Do this:
Without the pictures, reproduce the records that follow exactly.

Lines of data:
┌────────
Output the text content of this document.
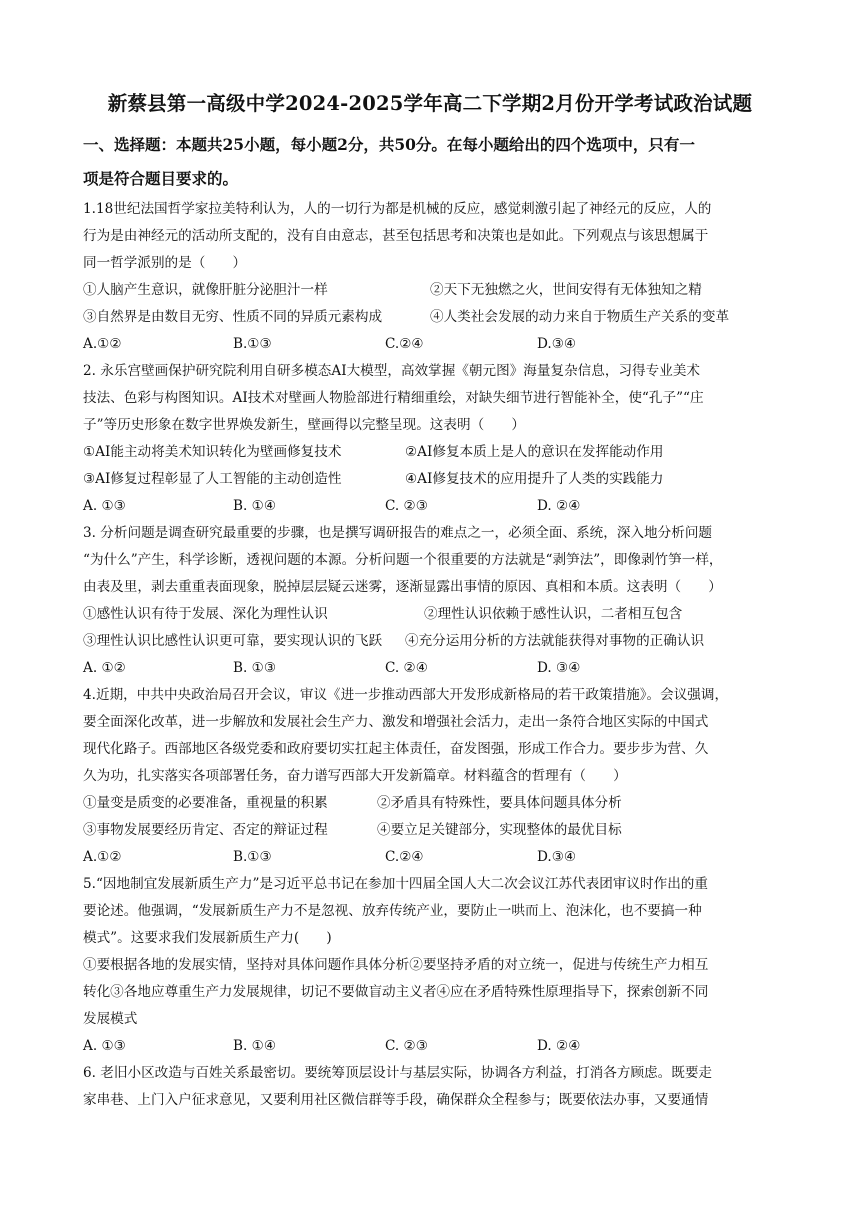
新蔡县第一高级中学2024-2025学年高二下学期2月份开学考试政治试题
一、选择题：本题共25小题，每小题2分，共50分。在每小题给出的四个选项中，只有一
项是符合题目要求的。
1.18世纪法国哲学家拉美特利认为，人的一切行为都是机械的反应，感觉刺激引起了神经元的反应，人的
行为是由神经元的活动所支配的，没有自由意志，甚至包括思考和决策也是如此。下列观点与该思想属于
同一哲学派别的是（　　）
①人脑产生意识，就像肝脏分泌胆汁一样	②天下无独燃之火，世间安得有无体独知之精
③自然界是由数目无穷、性质不同的异质元素构成	④人类社会发展的动力来自于物质生产关系的变革
A.①②	B.①③	C.②④	D.③④
2. 永乐宫壁画保护研究院利用自研多模态AI大模型，高效掌握《朝元图》海量复杂信息，习得专业美术
技法、色彩与构图知识。AI技术对壁画人物脸部进行精细重绘，对缺失细节进行智能补全，使“孔子”“庄
子”等历史形象在数字世界焕发新生，壁画得以完整呈现。这表明（　　）
①AI能主动将美术知识转化为壁画修复技术	②AI修复本质上是人的意识在发挥能动作用
③AI修复过程彰显了人工智能的主动创造性	④AI修复技术的应用提升了人类的实践能力
A. ①③	B. ①④	C. ②③	D. ②④
3. 分析问题是调查研究最重要的步骤，也是撰写调研报告的难点之一，必须全面、系统，深入地分析问题
“为什么”产生，科学诊断，透视问题的本源。分析问题一个很重要的方法就是“剥笋法”，即像剥竹笋一样，
由表及里，剥去重重表面现象，脱掉层层疑云迷雾，逐渐显露出事情的原因、真相和本质。这表明（　　）
①感性认识有待于发展、深化为理性认识	②理性认识依赖于感性认识，二者相互包含
③理性认识比感性认识更可靠，要实现认识的飞跃 ④充分运用分析的方法就能获得对事物的正确认识
A. ①②	B. ①③	C. ②④	D. ③④
4.近期，中共中央政治局召开会议，审议《进一步推动西部大开发形成新格局的若干政策措施》。会议强调，
要全面深化改革，进一步解放和发展社会生产力、激发和增强社会活力，走出一条符合地区实际的中国式
现代化路子。西部地区各级党委和政府要切实扛起主体责任，奋发图强，形成工作合力。要步步为营、久
久为功，扎实落实各项部署任务，奋力谱写西部大开发新篇章。材料蕴含的哲理有（　　）
①量变是质变的必要准备，重视量的积累	②矛盾具有特殊性，要具体问题具体分析
③事物发展要经历肯定、否定的辩证过程	④要立足关键部分，实现整体的最优目标
A.①②	B.①③	C.②④	D.③④
5.“因地制宜发展新质生产力”是习近平总书记在参加十四届全国人大二次会议江苏代表团审议时作出的重
要论述。他强调，“发展新质生产力不是忽视、放弃传统产业，要防止一哄而上、泡沫化，也不要搞一种
模式”。这要求我们发展新质生产力(　　)
①要根据各地的发展实情，坚持对具体问题作具体分析②要坚持矛盾的对立统一，促进与传统生产力相互
转化③各地应尊重生产力发展规律，切记不要做盲动主义者④应在矛盾特殊性原理指导下，探索创新不同
发展模式
A. ①③	B. ①④	C. ②③	D. ②④
6. 老旧小区改造与百姓关系最密切。要统筹顶层设计与基层实际，协调各方利益，打消各方顾虑。既要走
家串巷、上门入户征求意见，又要利用社区微信群等手段，确保群众全程参与；既要依法办事，又要通情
└────────
Answer to the exercise:
Output the text content of this document.
新蔡县第一高级中学2024-2025学年高二下学期2月份开学考试政治试题
一、选择题：本题共25小题，每小题2分，共50分。在每小题给出的四个选项中，只有一
项是符合题目要求的。
1.18世纪法国哲学家拉美特利认为，人的一切行为都是机械的反应，感觉刺激引起了神经元的反应，人的
行为是由神经元的活动所支配的，没有自由意志，甚至包括思考和决策也是如此。下列观点与该思想属于
同一哲学派别的是（　　）
①人脑产生意识，就像肝脏分泌胆汁一样	②天下无独燃之火，世间安得有无体独知之精
③自然界是由数目无穷、性质不同的异质元素构成	④人类社会发展的动力来自于物质生产关系的变革
A.①②	B.①③	C.②④	D.③④
2. 永乐宫壁画保护研究院利用自研多模态AI大模型，高效掌握《朝元图》海量复杂信息，习得专业美术
技法、色彩与构图知识。AI技术对壁画人物脸部进行精细重绘，对缺失细节进行智能补全，使“孔子”“庄
子”等历史形象在数字世界焕发新生，壁画得以完整呈现。这表明（　　）
①AI能主动将美术知识转化为壁画修复技术	②AI修复本质上是人的意识在发挥能动作用
③AI修复过程彰显了人工智能的主动创造性	④AI修复技术的应用提升了人类的实践能力
A. ①③	B. ①④	C. ②③	D. ②④
3. 分析问题是调查研究最重要的步骤，也是撰写调研报告的难点之一，必须全面、系统，深入地分析问题
“为什么”产生，科学诊断，透视问题的本源。分析问题一个很重要的方法就是“剥笋法”，即像剥竹笋一样，
由表及里，剥去重重表面现象，脱掉层层疑云迷雾，逐渐显露出事情的原因、真相和本质。这表明（　　）
①感性认识有待于发展、深化为理性认识	②理性认识依赖于感性认识，二者相互包含
③理性认识比感性认识更可靠，要实现认识的飞跃 ④充分运用分析的方法就能获得对事物的正确认识
A. ①②	B. ①③	C. ②④	D. ③④
4.近期，中共中央政治局召开会议，审议《进一步推动西部大开发形成新格局的若干政策措施》。会议强调，
要全面深化改革，进一步解放和发展社会生产力、激发和增强社会活力，走出一条符合地区实际的中国式
现代化路子。西部地区各级党委和政府要切实扛起主体责任，奋发图强，形成工作合力。要步步为营、久
久为功，扎实落实各项部署任务，奋力谱写西部大开发新篇章。材料蕴含的哲理有（　　）
①量变是质变的必要准备，重视量的积累	②矛盾具有特殊性，要具体问题具体分析
③事物发展要经历肯定、否定的辩证过程	④要立足关键部分，实现整体的最优目标
A.①②	B.①③	C.②④	D.③④
5.“因地制宜发展新质生产力”是习近平总书记在参加十四届全国人大二次会议江苏代表团审议时作出的重
要论述。他强调，“发展新质生产力不是忽视、放弃传统产业，要防止一哄而上、泡沫化，也不要搞一种
模式”。这要求我们发展新质生产力(　　)
①要根据各地的发展实情，坚持对具体问题作具体分析②要坚持矛盾的对立统一，促进与传统生产力相互
转化③各地应尊重生产力发展规律，切记不要做盲动主义者④应在矛盾特殊性原理指导下，探索创新不同
发展模式
A. ①③	B. ①④	C. ②③	D. ②④
6. 老旧小区改造与百姓关系最密切。要统筹顶层设计与基层实际，协调各方利益，打消各方顾虑。既要走
家串巷、上门入户征求意见，又要利用社区微信群等手段，确保群众全程参与；既要依法办事，又要通情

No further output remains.